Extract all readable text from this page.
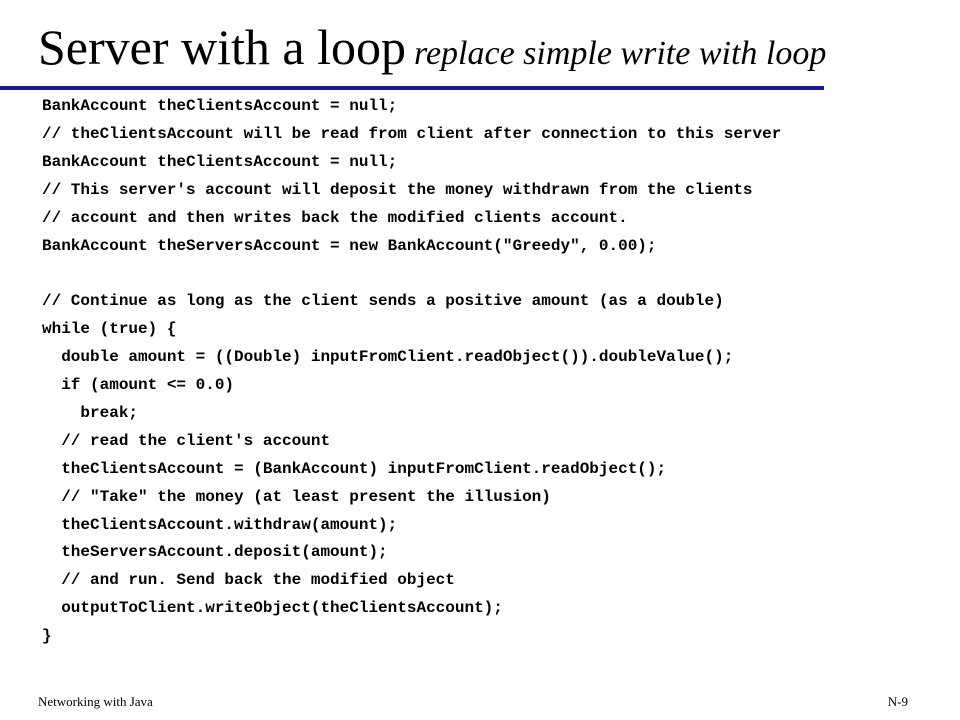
Server with a loop replace simple write with loop
BankAccount theClientsAccount = null;
// theClientsAccount will be read from client after connection to this server
BankAccount theClientsAccount = null;
// This server's account will deposit the money withdrawn from the clients
// account and then writes back the modified clients account.
BankAccount theServersAccount = new BankAccount("Greedy", 0.00);
// Continue as long as the client sends a positive amount (as a double)
while (true) {
double amount = ((Double) inputFromClient.readObject()).doubleValue();
if (amount <= 0.0)
break;
// read the client's account
theClientsAccount = (BankAccount) inputFromClient.readObject();
// "Take" the money (at least present the illusion)
theClientsAccount.withdraw(amount);
theServersAccount.deposit(amount);
// and run. Send back the modified object
outputToClient.writeObject(theClientsAccount);
}
Networking with Java	N-9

* Given instruction *
Copy out each line of the listing that holds "theClientsAccount".

* Correct output *
BankAccount theClientsAccount = null;
// theClientsAccount will be read from client after connection to this server
BankAccount theClientsAccount = null;
theClientsAccount = (BankAccount) inputFromClient.readObject();
theClientsAccount.withdraw(amount);
outputToClient.writeObject(theClientsAccount);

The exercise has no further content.